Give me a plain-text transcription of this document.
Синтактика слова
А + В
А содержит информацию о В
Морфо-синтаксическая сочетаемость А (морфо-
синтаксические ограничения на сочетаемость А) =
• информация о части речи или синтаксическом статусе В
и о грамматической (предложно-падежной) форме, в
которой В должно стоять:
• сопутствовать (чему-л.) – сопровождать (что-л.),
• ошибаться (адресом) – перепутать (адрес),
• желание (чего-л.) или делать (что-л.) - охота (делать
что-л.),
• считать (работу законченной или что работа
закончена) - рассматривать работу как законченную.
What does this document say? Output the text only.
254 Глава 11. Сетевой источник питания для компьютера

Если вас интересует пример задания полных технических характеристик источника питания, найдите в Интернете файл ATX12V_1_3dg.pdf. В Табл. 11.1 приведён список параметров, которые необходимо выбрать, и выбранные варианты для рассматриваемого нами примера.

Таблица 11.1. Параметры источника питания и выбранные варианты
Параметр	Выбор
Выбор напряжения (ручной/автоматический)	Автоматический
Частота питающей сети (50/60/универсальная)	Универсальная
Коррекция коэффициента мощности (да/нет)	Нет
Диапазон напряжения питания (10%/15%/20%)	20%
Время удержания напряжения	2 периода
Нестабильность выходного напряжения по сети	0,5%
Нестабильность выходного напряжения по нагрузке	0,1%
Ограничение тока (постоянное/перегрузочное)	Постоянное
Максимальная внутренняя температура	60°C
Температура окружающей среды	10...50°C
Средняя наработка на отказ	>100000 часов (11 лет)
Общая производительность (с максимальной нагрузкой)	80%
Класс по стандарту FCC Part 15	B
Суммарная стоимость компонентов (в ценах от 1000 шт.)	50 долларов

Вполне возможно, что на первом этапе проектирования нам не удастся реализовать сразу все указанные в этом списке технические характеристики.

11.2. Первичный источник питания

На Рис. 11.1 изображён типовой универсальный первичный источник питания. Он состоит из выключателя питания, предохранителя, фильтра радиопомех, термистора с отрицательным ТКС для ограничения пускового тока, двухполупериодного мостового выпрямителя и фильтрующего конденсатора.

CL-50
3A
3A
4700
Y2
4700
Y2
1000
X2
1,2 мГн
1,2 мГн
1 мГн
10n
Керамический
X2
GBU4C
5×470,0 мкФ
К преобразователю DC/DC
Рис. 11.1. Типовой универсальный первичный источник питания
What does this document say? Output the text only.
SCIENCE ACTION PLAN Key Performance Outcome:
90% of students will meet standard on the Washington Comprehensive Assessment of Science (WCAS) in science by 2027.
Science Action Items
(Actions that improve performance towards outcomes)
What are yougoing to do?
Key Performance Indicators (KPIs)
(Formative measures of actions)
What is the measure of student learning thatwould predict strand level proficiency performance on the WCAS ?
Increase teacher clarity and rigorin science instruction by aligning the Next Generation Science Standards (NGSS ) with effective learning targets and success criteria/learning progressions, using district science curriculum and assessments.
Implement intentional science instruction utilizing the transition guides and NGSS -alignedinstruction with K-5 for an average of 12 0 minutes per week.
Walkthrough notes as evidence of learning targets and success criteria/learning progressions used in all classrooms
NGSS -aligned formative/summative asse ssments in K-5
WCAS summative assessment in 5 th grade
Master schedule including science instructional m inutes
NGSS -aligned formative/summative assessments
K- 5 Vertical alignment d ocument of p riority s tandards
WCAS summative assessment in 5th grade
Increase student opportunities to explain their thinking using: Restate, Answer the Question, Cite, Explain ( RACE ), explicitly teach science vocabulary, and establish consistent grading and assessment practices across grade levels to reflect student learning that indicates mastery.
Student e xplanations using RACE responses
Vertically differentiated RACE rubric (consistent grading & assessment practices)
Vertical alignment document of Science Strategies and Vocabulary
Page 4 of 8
..........
= Set exercise =
Every line of the listing that holds "Нестабильность" should be found and copied.

= Solved problem =
Нестабильность выходного напряжения по сети	0,5%
Нестабильность выходного напряжения по нагрузке	0,1%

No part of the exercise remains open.